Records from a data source
________

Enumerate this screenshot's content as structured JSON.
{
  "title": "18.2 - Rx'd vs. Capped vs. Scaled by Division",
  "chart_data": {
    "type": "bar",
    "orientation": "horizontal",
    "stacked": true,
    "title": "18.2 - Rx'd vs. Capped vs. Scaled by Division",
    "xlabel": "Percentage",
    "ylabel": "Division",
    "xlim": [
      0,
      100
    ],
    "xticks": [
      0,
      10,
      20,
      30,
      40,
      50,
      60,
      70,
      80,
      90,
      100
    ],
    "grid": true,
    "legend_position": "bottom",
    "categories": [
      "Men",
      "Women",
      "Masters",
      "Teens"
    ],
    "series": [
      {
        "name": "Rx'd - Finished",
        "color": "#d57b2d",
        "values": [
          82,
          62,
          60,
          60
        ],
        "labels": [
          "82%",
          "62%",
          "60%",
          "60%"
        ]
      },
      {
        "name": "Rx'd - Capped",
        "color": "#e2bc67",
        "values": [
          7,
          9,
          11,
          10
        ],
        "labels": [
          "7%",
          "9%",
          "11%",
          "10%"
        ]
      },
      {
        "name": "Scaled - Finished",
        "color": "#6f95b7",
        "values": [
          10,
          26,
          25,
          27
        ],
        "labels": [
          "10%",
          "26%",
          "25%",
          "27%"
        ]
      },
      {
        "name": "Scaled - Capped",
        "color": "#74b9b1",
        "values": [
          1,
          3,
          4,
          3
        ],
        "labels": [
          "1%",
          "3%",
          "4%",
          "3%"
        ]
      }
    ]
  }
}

________

Exercise prompt:
Could you transcribe the records in full, exactly?

Solution to the exercise:
Enumerate this screenshot's content as structured JSON.
{
  "title": "18.2 - Rx'd vs. Capped vs. Scaled by Division",
  "chart_data": {
    "type": "bar",
    "orientation": "horizontal",
    "stacked": true,
    "title": "18.2 - Rx'd vs. Capped vs. Scaled by Division",
    "xlabel": "Percentage",
    "ylabel": "Division",
    "xlim": [
      0,
      100
    ],
    "xticks": [
      0,
      10,
      20,
      30,
      40,
      50,
      60,
      70,
      80,
      90,
      100
    ],
    "grid": true,
    "legend_position": "bottom",
    "categories": [
      "Men",
      "Women",
      "Masters",
      "Teens"
    ],
    "series": [
      {
        "name": "Rx'd - Finished",
        "color": "#d57b2d",
        "values": [
          82,
          62,
          60,
          60
        ],
        "labels": [
          "82%",
          "62%",
          "60%",
          "60%"
        ]
      },
      {
        "name": "Rx'd - Capped",
        "color": "#e2bc67",
        "values": [
          7,
          9,
          11,
          10
        ],
        "labels": [
          "7%",
          "9%",
          "11%",
          "10%"
        ]
      },
      {
        "name": "Scaled - Finished",
        "color": "#6f95b7",
        "values": [
          10,
          26,
          25,
          27
        ],
        "labels": [
          "10%",
          "26%",
          "25%",
          "27%"
        ]
      },
      {
        "name": "Scaled - Capped",
        "color": "#74b9b1",
        "values": [
          1,
          3,
          4,
          3
        ],
        "labels": [
          "1%",
          "3%",
          "4%",
          "3%"
        ]
      }
    ]
  }
}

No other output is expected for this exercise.